__TASK SET__:
A) The custody examination text below calls its main question "neutral." Using the reason the text gives, explain in one to three sentences why the question can be asked without implying judgment.
B) Answer these questions from the custody examination text below, one line each:
(i) What three ways does the text say examination records may fall short for a reader?
(ii) What exact question does the text call the neutral reference question?
(iii) What three things does the text say recovery involves?
C) Write the next part of the custody examination text below, picking up after its final sentence.

==== EXTRACT PROVIDED

As a Substitute for Judgment
Examination records are not a substitute for judgment. Decisions about custody systems require judgment that considers factors beyond what examination records contain.
Chapter 18: Legal and Professional Boundaries
No Advisory Relationship
Examination does not create an advisory relationship between any parties. The party performing examination does not advise the party whose system is examined. No advice is given. No guidance is provided. No recommendations are made.
No Fiduciary Implication
Examination does not create fiduciary duties. The party performing examination does not owe fiduciary duties to the party whose system is examined or to any other party.
No Reliance Guarantee
Examination records do not guarantee that reliance on them will produce good outcomes. Parties who consult records do so at their own risk. Records may be outdated, incomplete, or inapplicable to the reader's circumstances.
No warranty is provided.
Part VII — Closing Frame
Chapter 19: The Neutral Reference Question
The neutral reference question is: Has a Bitcoin custody examination under stress been performed?
This question can be asked without implying judgment. It does not ask whether the custody system is adequate. It does not ask whether examination was successful. It does not ask whether the results were favorable. It asks only whether examination occurred.
A positive answer means that records exist. It does not mean that the custody system is well-designed, properly configured, or likely to succeed under stress.
The question creates no obligation. Asking whether examination was performed does not imply that examination should have been performed. A negative answer carries no connotation of negligence or failure.
Chapter 20: Final Boundary Statement
This document defines examination. It defines nothing else.
The document does not define how Bitcoin custody systems behave. Behavior is a property of systems, not of examination. Examination observes systems; it does not explain them.
The document does not define how Bitcoin custody systems fail. Failure is an outcome that may or may not occur. Examination records observations that may be relevant to understanding failure, but it does not explain failure itself.
The document does not define how bitcoin is recovered. Recovery is an activity that involves interpretation, decision-making, and action. Examination precedes these activities. It does not govern them.
The document does not define what anyone should do. Instruction is not within the scope of this document.

========
==== RECORDED INFORMATION

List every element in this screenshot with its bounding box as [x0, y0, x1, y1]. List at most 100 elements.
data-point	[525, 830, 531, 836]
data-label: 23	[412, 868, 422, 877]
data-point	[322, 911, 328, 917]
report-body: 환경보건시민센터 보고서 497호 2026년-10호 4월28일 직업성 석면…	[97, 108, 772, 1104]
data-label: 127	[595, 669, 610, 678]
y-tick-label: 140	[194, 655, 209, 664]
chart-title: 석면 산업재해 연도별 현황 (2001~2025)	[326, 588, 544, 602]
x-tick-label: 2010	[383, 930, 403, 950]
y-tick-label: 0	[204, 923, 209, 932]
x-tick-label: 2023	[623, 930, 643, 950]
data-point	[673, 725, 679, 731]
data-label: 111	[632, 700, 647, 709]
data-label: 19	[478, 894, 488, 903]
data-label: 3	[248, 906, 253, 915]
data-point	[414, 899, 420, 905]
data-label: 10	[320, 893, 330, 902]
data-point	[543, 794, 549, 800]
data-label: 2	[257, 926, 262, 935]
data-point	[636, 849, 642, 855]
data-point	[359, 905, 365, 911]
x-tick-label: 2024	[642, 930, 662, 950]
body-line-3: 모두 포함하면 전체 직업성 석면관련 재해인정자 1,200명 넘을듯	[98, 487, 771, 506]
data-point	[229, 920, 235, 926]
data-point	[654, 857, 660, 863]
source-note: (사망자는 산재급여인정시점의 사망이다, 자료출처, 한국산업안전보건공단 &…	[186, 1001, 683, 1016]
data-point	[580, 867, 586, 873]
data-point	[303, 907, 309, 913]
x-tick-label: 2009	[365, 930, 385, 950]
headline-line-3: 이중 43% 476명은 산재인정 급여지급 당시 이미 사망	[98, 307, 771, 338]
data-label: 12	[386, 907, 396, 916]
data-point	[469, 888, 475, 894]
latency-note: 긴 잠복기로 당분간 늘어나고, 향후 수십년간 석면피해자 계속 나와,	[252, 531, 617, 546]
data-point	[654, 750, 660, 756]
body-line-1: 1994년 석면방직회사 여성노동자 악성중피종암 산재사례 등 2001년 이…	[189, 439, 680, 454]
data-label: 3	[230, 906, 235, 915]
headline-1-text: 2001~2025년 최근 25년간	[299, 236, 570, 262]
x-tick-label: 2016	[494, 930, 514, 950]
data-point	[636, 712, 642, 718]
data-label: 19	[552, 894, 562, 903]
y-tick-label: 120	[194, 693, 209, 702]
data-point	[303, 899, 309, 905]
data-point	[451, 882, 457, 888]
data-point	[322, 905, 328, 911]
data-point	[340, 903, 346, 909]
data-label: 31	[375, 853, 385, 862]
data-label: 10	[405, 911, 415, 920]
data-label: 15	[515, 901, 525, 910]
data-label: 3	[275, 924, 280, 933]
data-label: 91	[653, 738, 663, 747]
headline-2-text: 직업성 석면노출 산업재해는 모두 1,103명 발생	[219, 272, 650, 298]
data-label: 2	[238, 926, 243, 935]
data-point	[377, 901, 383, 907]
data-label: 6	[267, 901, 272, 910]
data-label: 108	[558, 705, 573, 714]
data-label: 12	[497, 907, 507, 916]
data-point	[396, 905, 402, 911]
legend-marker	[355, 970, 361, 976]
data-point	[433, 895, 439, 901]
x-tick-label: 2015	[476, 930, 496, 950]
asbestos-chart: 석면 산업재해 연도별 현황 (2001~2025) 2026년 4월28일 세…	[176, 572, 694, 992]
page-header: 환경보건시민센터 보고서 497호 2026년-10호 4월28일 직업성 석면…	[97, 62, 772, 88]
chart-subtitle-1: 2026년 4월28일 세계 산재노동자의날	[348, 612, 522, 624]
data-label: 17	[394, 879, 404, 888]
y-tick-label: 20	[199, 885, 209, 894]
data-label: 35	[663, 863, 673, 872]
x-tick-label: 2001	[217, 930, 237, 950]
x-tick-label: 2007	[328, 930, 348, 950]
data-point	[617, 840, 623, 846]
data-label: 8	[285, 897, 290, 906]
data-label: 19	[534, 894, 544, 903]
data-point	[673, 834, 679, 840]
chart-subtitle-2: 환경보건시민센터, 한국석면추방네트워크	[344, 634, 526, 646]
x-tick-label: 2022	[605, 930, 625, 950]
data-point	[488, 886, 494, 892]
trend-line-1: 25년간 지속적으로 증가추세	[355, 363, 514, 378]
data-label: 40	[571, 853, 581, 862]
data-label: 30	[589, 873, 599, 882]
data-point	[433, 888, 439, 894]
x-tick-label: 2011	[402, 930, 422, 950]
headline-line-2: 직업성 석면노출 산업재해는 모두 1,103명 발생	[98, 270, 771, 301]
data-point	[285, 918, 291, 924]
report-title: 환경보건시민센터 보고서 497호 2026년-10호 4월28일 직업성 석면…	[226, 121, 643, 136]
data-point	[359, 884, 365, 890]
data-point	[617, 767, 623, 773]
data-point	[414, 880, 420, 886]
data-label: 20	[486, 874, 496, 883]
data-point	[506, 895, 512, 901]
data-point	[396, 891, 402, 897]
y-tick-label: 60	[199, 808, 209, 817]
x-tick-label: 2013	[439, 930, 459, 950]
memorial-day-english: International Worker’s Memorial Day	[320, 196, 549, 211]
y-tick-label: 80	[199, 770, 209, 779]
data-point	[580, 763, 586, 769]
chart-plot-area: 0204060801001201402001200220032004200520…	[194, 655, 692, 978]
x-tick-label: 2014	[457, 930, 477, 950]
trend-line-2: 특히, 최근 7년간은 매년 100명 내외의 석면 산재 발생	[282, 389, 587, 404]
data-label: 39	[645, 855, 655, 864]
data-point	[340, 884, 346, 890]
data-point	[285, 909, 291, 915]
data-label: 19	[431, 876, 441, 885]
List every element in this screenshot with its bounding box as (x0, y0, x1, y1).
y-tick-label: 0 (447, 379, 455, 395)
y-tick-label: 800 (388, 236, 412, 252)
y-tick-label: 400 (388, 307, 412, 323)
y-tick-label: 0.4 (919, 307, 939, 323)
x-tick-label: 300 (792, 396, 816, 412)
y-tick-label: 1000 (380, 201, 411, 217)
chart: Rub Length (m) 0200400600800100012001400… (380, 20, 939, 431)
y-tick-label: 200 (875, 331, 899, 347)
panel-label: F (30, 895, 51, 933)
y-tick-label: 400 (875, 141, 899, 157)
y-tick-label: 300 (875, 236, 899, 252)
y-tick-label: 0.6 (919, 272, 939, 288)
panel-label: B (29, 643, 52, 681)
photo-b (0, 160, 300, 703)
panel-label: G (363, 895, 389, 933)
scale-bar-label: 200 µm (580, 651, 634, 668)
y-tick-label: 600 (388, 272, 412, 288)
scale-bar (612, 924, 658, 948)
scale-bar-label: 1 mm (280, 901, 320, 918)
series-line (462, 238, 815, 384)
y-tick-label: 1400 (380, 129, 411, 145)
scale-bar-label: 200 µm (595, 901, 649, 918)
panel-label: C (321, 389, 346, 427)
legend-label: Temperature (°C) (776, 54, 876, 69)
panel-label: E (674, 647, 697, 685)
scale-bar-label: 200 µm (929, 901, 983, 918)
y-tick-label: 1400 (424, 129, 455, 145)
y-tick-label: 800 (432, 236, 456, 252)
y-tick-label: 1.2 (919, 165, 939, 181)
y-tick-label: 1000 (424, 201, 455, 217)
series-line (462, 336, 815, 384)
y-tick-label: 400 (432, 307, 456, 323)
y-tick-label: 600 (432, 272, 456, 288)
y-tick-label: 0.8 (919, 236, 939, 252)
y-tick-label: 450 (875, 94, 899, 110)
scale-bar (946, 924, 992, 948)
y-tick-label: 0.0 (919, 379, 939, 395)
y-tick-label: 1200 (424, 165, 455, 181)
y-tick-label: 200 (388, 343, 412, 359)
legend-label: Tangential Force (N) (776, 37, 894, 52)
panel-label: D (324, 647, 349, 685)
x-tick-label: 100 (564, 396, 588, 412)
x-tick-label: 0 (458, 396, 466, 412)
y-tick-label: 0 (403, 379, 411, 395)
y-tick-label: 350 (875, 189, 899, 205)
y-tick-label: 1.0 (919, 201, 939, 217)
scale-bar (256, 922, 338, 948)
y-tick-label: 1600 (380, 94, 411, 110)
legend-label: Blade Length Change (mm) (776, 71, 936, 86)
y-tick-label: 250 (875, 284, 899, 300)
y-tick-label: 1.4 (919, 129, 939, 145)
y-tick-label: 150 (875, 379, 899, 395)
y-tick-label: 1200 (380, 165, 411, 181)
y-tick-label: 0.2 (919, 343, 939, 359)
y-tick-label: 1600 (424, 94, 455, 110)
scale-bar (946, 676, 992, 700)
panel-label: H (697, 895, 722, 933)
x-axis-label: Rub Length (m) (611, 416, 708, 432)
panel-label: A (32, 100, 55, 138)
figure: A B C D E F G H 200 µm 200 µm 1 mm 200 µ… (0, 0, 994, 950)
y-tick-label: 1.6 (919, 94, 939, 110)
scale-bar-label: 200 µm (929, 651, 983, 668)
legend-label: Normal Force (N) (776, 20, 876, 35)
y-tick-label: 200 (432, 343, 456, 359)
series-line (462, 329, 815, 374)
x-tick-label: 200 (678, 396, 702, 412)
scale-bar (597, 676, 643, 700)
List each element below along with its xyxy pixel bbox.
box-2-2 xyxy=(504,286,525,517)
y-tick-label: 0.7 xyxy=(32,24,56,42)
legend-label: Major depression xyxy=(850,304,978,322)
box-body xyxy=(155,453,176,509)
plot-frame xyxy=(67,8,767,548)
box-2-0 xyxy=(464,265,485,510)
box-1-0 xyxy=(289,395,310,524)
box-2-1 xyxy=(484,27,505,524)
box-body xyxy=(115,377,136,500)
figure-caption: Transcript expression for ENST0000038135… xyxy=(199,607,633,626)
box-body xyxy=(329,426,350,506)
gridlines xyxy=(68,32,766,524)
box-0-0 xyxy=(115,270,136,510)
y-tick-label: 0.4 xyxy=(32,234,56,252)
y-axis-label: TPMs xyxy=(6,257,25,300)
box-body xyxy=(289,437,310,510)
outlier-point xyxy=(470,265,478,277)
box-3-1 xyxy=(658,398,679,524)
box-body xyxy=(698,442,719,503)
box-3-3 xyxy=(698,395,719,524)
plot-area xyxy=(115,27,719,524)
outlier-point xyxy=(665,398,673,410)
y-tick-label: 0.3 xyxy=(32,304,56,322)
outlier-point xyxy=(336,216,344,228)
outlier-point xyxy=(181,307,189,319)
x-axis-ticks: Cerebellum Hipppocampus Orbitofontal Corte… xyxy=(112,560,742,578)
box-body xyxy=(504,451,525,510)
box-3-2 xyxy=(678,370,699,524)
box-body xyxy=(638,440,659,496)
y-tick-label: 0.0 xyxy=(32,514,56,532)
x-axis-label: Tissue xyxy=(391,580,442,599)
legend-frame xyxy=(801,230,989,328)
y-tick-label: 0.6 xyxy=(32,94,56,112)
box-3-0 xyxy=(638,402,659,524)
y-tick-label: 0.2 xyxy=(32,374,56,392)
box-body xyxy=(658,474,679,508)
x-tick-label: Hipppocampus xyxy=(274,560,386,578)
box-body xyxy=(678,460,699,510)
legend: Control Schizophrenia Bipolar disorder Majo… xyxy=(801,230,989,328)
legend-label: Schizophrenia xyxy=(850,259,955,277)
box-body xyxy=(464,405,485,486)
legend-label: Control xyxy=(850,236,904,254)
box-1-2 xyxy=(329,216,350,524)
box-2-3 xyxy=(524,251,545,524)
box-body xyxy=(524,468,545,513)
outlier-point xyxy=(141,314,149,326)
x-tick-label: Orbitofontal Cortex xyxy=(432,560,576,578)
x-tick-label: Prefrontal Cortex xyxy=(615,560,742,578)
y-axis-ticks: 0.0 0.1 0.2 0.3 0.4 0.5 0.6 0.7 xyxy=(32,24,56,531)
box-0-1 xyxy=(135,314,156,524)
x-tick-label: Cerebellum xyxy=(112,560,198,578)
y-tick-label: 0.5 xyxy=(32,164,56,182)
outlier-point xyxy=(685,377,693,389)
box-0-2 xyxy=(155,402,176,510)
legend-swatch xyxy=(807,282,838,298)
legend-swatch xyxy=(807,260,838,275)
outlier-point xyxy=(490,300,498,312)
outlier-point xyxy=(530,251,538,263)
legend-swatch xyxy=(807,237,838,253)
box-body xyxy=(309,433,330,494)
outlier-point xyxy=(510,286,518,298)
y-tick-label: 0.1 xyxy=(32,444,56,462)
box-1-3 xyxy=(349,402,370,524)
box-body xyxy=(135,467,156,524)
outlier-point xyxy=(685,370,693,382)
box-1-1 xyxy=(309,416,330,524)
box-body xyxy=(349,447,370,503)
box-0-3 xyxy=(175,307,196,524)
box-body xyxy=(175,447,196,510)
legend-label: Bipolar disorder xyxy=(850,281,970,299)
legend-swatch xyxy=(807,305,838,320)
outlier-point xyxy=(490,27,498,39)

========

__LIST OF ANSWERS__:
A) The question asks only whether an examination took place. It does not ask whether the custody system is adequate, whether the examination was successful, or whether the results were favorable, so asking it passes no judgment.

B)
(i) They may be outdated, incomplete, or inapplicable to the reader's circumstances.
(ii) "Has a Bitcoin custody examination under stress been performed?"
(iii) Interpretation, decision-making, and action.

C)
This document describes examination only.
Appendices
Appendix A: Canonical Examination Vocabulary
Examination: The process of observing a Bitcoin custody system under stated assumptions and stress conditions, and recording those observations.
Custody system: The complete arrangement of components required to maintain control over bitcoin and to transfer that control when necessary, including technical, informational, human, and institutional components.
Stress condition: A defined state that constrains or complicates custody operations, used as a lens for observation.
Scenario: A named set of stress conditions under which examination is performed.
Assumption: A condition taken as given for purposes of examination, which bounds the meaning of observations.
Survives: A modeled outcome indicating that, under stated assumptions and stress conditions, the custody operation in question can be completed.
Constrained: A modeled outcome indicating that, under stated assumptions and stress conditions, the custody operation in question can be completed but with material limitations.
Blocked: A modeled outcome indicating that, under stated assumptions and stress conditions, the custody operation in question cannot be completed.
Indeterminate: A modeled outcome indicating that the examination could not determine whether the custody operation in question can be completed.
Reference artifact: A record produced by examination, intended to be consulted later.
Snapshot: A record of the state of the custody system at a specific point in time.
Time-bound validity: The property of examination records that limits their applicability to the time at which examination was performed.